**Written exercise:** Copy out all lines where "Conversation" appears.

**Material provided:**
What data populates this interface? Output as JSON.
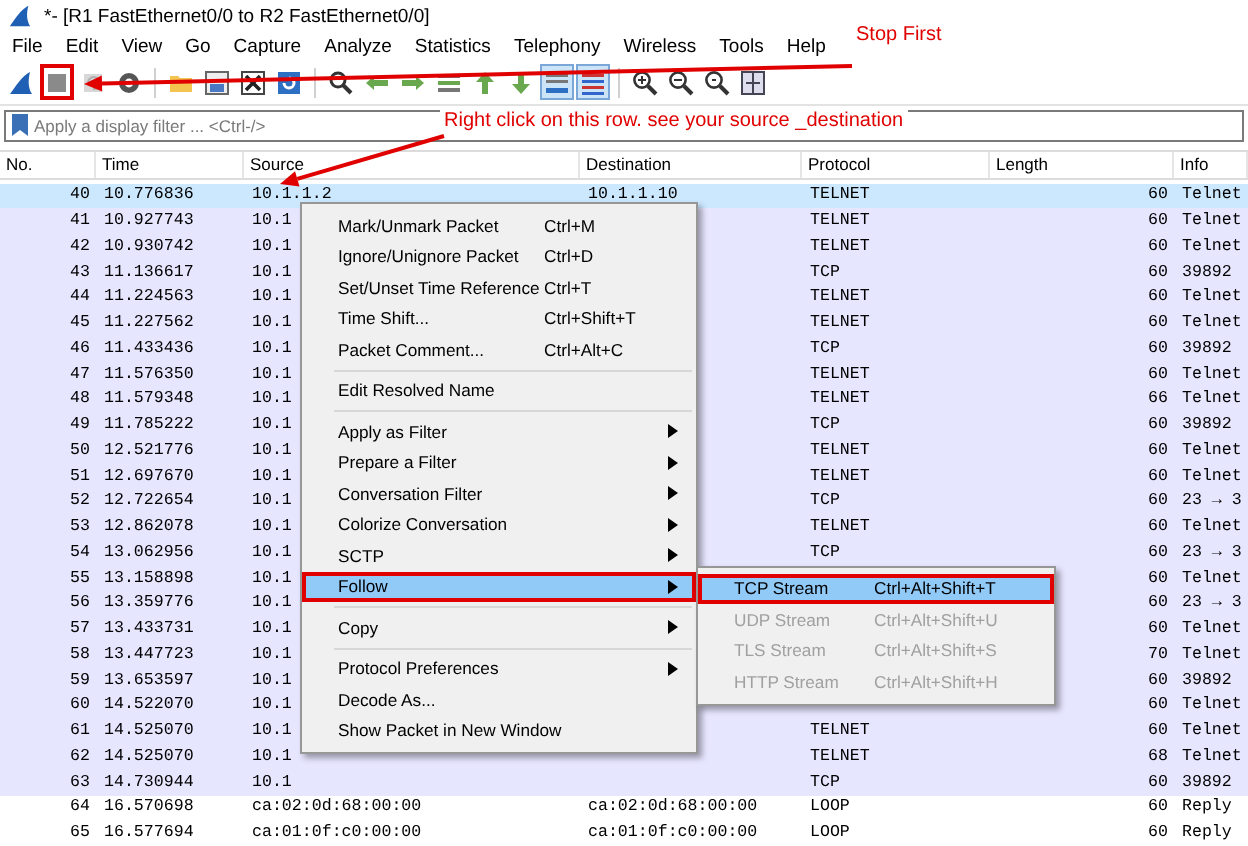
{
  "window": {
    "title": "*- [R1 FastEthernet0/0 to R2 FastEthernet0/0]"
  },
  "menu": [
    "File",
    "Edit",
    "View",
    "Go",
    "Capture",
    "Analyze",
    "Statistics",
    "Telephony",
    "Wireless",
    "Tools",
    "Help"
  ],
  "filter": {
    "placeholder": "Apply a display filter ... <Ctrl-/>"
  },
  "table": {
    "columns": [
      "No.",
      "Time",
      "Source",
      "Destination",
      "Protocol",
      "Length",
      "Info"
    ],
    "rows": [
      {
        "no": "40",
        "time": "10.776836",
        "source": "10.1.1.2",
        "destination": "10.1.1.10",
        "protocol": "TELNET",
        "length": "60",
        "info": "Telnet",
        "selected": true
      },
      {
        "no": "41",
        "time": "10.927743",
        "source": "10.1",
        "protocol": "TELNET",
        "length": "60",
        "info": "Telnet",
        "color": "#e7e6ff",
        "selected": false
      },
      {
        "no": "42",
        "time": "10.930742",
        "source": "10.1",
        "protocol": "TELNET",
        "length": "60",
        "info": "Telnet",
        "color": "#e7e6ff",
        "selected": false
      },
      {
        "no": "43",
        "time": "11.136617",
        "source": "10.1",
        "protocol": "TCP",
        "length": "60",
        "info": "39892",
        "color": "#e7e6ff",
        "selected": false
      },
      {
        "no": "44",
        "time": "11.224563",
        "source": "10.1",
        "protocol": "TELNET",
        "length": "60",
        "info": "Telnet",
        "color": "#e7e6ff",
        "selected": false
      },
      {
        "no": "45",
        "time": "11.227562",
        "source": "10.1",
        "protocol": "TELNET",
        "length": "60",
        "info": "Telnet",
        "color": "#e7e6ff",
        "selected": false
      },
      {
        "no": "46",
        "time": "11.433436",
        "source": "10.1",
        "protocol": "TCP",
        "length": "60",
        "info": "39892",
        "color": "#e7e6ff",
        "selected": false
      },
      {
        "no": "47",
        "time": "11.576350",
        "source": "10.1",
        "protocol": "TELNET",
        "length": "60",
        "info": "Telnet",
        "color": "#e7e6ff",
        "selected": false
      },
      {
        "no": "48",
        "time": "11.579348",
        "source": "10.1",
        "protocol": "TELNET",
        "length": "66",
        "info": "Telnet",
        "color": "#e7e6ff",
        "selected": false
      },
      {
        "no": "49",
        "time": "11.785222",
        "source": "10.1",
        "protocol": "TCP",
        "length": "60",
        "info": "39892",
        "color": "#e7e6ff",
        "selected": false
      },
      {
        "no": "50",
        "time": "12.521776",
        "source": "10.1",
        "protocol": "TELNET",
        "length": "60",
        "info": "Telnet",
        "color": "#e7e6ff",
        "selected": false
      },
      {
        "no": "51",
        "time": "12.697670",
        "source": "10.1",
        "protocol": "TELNET",
        "length": "60",
        "info": "Telnet",
        "color": "#e7e6ff",
        "selected": false
      },
      {
        "no": "52",
        "time": "12.722654",
        "source": "10.1",
        "protocol": "TCP",
        "length": "60",
        "info": "23 → 3",
        "color": "#e7e6ff",
        "selected": false
      },
      {
        "no": "53",
        "time": "12.862078",
        "source": "10.1",
        "protocol": "TELNET",
        "length": "60",
        "info": "Telnet",
        "color": "#e7e6ff",
        "selected": false
      },
      {
        "no": "54",
        "time": "13.062956",
        "source": "10.1",
        "protocol": "TCP",
        "length": "60",
        "info": "23 → 3",
        "color": "#e7e6ff",
        "selected": false
      },
      {
        "no": "55",
        "time": "13.158898",
        "source": "10.1",
        "length": "60",
        "info": "Telnet",
        "color": "#e7e6ff",
        "selected": false
      },
      {
        "no": "56",
        "time": "13.359776",
        "source": "10.1",
        "length": "60",
        "info": "23 → 3",
        "color": "#e7e6ff",
        "selected": false
      },
      {
        "no": "57",
        "time": "13.433731",
        "source": "10.1",
        "length": "60",
        "info": "Telnet",
        "color": "#e7e6ff",
        "selected": false
      },
      {
        "no": "58",
        "time": "13.447723",
        "source": "10.1",
        "length": "70",
        "info": "Telnet",
        "color": "#e7e6ff",
        "selected": false
      },
      {
        "no": "59",
        "time": "13.653597",
        "source": "10.1",
        "length": "60",
        "info": "39892",
        "color": "#e7e6ff",
        "selected": false
      },
      {
        "no": "60",
        "time": "14.522070",
        "source": "10.1",
        "length": "60",
        "info": "Telnet",
        "color": "#e7e6ff",
        "selected": false
      },
      {
        "no": "61",
        "time": "14.525070",
        "source": "10.1",
        "protocol": "TELNET",
        "length": "60",
        "info": "Telnet",
        "color": "#e7e6ff",
        "selected": false
      },
      {
        "no": "62",
        "time": "14.525070",
        "source": "10.1",
        "protocol": "TELNET",
        "length": "68",
        "info": "Telnet",
        "color": "#e7e6ff",
        "selected": false
      },
      {
        "no": "63",
        "time": "14.730944",
        "source": "10.1",
        "protocol": "TCP",
        "length": "60",
        "info": "39892",
        "color": "#e7e6ff",
        "selected": false
      },
      {
        "no": "64",
        "time": "16.570698",
        "source": "ca:02:0d:68:00:00",
        "destination": "ca:02:0d:68:00:00",
        "protocol": "LOOP",
        "length": "60",
        "info": "Reply",
        "color": "#ffffff",
        "selected": false
      },
      {
        "no": "65",
        "time": "16.577694",
        "source": "ca:01:0f:c0:00:00",
        "destination": "ca:01:0f:c0:00:00",
        "protocol": "LOOP",
        "length": "60",
        "info": "Reply",
        "color": "#ffffff",
        "selected": false
      }
    ]
  },
  "context_menu": {
    "items": [
      {
        "kind": "item",
        "label": "Mark/Unmark Packet",
        "shortcut": "Ctrl+M",
        "submenu": false,
        "selected": false
      },
      {
        "kind": "item",
        "label": "Ignore/Unignore Packet",
        "shortcut": "Ctrl+D",
        "submenu": false,
        "selected": false
      },
      {
        "kind": "item",
        "label": "Set/Unset Time Reference",
        "shortcut": "Ctrl+T",
        "submenu": false,
        "selected": false
      },
      {
        "kind": "item",
        "label": "Time Shift...",
        "shortcut": "Ctrl+Shift+T",
        "submenu": false,
        "selected": false
      },
      {
        "kind": "item",
        "label": "Packet Comment...",
        "shortcut": "Ctrl+Alt+C",
        "submenu": false,
        "selected": false
      },
      {
        "kind": "separator"
      },
      {
        "kind": "item",
        "label": "Edit Resolved Name",
        "submenu": false,
        "selected": false
      },
      {
        "kind": "separator"
      },
      {
        "kind": "item",
        "label": "Apply as Filter",
        "submenu": true,
        "selected": false
      },
      {
        "kind": "item",
        "label": "Prepare a Filter",
        "submenu": true,
        "selected": false
      },
      {
        "kind": "item",
        "label": "Conversation Filter",
        "submenu": true,
        "selected": false
      },
      {
        "kind": "item",
        "label": "Colorize Conversation",
        "submenu": true,
        "selected": false
      },
      {
        "kind": "item",
        "label": "SCTP",
        "submenu": true,
        "selected": false
      },
      {
        "kind": "item",
        "label": "Follow",
        "submenu": true,
        "selected": true,
        "outlined": true
      },
      {
        "kind": "separator"
      },
      {
        "kind": "item",
        "label": "Copy",
        "submenu": true,
        "selected": false
      },
      {
        "kind": "separator"
      },
      {
        "kind": "item",
        "label": "Protocol Preferences",
        "submenu": true,
        "selected": false
      },
      {
        "kind": "item",
        "label": "Decode As...",
        "submenu": false,
        "selected": false
      },
      {
        "kind": "item",
        "label": "Show Packet in New Window",
        "submenu": false,
        "selected": false
      }
    ]
  },
  "submenu": {
    "items": [
      {
        "label": "TCP Stream",
        "shortcut": "Ctrl+Alt+Shift+T",
        "disabled": false,
        "selected": true,
        "outlined": true
      },
      {
        "label": "UDP Stream",
        "shortcut": "Ctrl+Alt+Shift+U",
        "disabled": true,
        "selected": false
      },
      {
        "label": "TLS Stream",
        "shortcut": "Ctrl+Alt+Shift+S",
        "disabled": true,
        "selected": false
      },
      {
        "label": "HTTP Stream",
        "shortcut": "Ctrl+Alt+Shift+H",
        "disabled": true,
        "selected": false
      }
    ]
  },
  "annotations": [
    {
      "text": "Stop First"
    },
    {
      "text": "Right click on this row. see  your source _destination"
    }
  ]
}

**Result of the task:**
        "label": "Conversation Filter",
        "label": "Colorize Conversation",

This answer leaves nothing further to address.